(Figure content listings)
/---

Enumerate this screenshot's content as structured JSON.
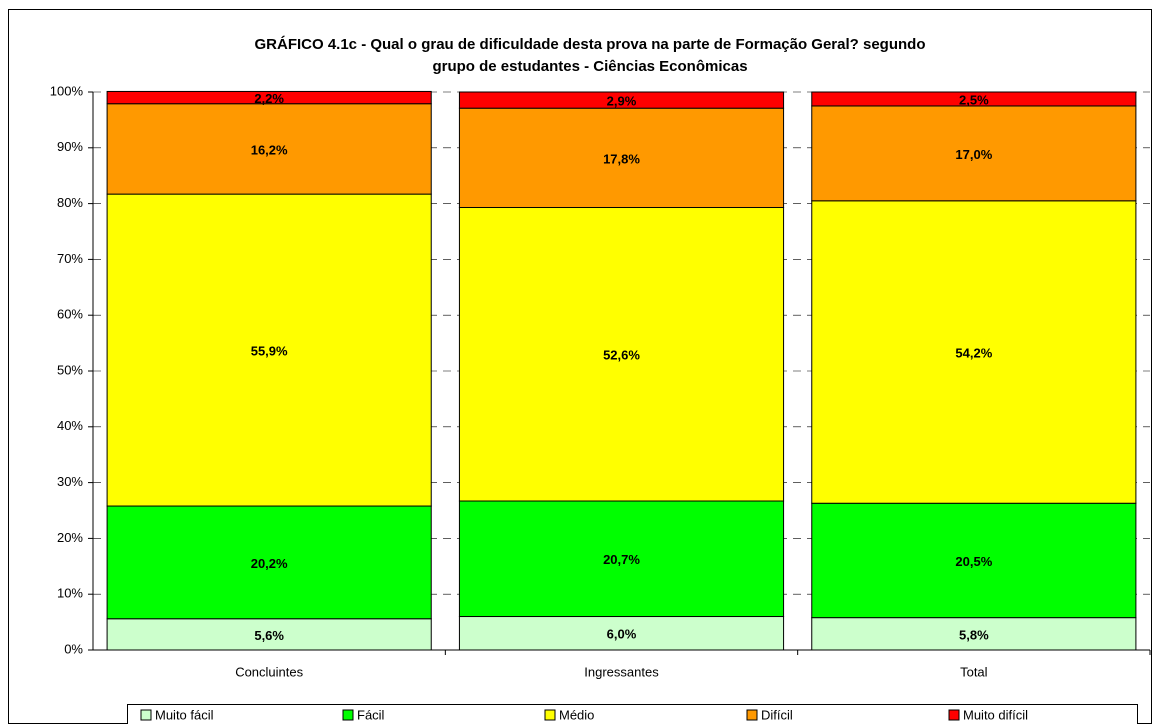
{
  "chart_data": {
    "type": "stacked_bar",
    "title": [
      "GRÁFICO 4.1c - Qual o grau de dificuldade desta prova na parte de Formação Geral? segundo",
      "grupo de estudantes  - Ciências Econômicas"
    ],
    "categories": [
      "Concluintes",
      "Ingressantes",
      "Total"
    ],
    "series": [
      {
        "name": "Muito fácil",
        "color": "#ccffcc",
        "values": [
          5.6,
          6.0,
          5.8
        ],
        "value_labels": [
          "5,6%",
          "6,0%",
          "5,8%"
        ]
      },
      {
        "name": "Fácil",
        "color": "#00ff00",
        "values": [
          20.2,
          20.7,
          20.5
        ],
        "value_labels": [
          "20,2%",
          "20,7%",
          "20,5%"
        ]
      },
      {
        "name": "Médio",
        "color": "#ffff00",
        "values": [
          55.9,
          52.6,
          54.2
        ],
        "value_labels": [
          "55,9%",
          "52,6%",
          "54,2%"
        ]
      },
      {
        "name": "Difícil",
        "color": "#ff9900",
        "values": [
          16.2,
          17.8,
          17.0
        ],
        "value_labels": [
          "16,2%",
          "17,8%",
          "17,0%"
        ]
      },
      {
        "name": "Muito difícil",
        "color": "#ff0000",
        "values": [
          2.2,
          2.9,
          2.5
        ],
        "value_labels": [
          "2,2%",
          "2,9%",
          "2,5%"
        ]
      }
    ],
    "ylim": [
      0,
      100
    ],
    "yticks": [
      {
        "value": 0,
        "label": "0%"
      },
      {
        "value": 10,
        "label": "10%"
      },
      {
        "value": 20,
        "label": "20%"
      },
      {
        "value": 30,
        "label": "30%"
      },
      {
        "value": 40,
        "label": "40%"
      },
      {
        "value": 50,
        "label": "50%"
      },
      {
        "value": 60,
        "label": "60%"
      },
      {
        "value": 70,
        "label": "70%"
      },
      {
        "value": 80,
        "label": "80%"
      },
      {
        "value": 90,
        "label": "90%"
      },
      {
        "value": 100,
        "label": "100%"
      }
    ],
    "grid": true,
    "legend": "bottom"
  }
}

\---

■ **WHAT IS EXPECTED**
All lines that include "name" are to be gathered and copied.

■ **RIGHT ANSWER**
        "name": "Muito fácil",
        "name": "Fácil",
        "name": "Médio",
        "name": "Difícil",
        "name": "Muito difícil",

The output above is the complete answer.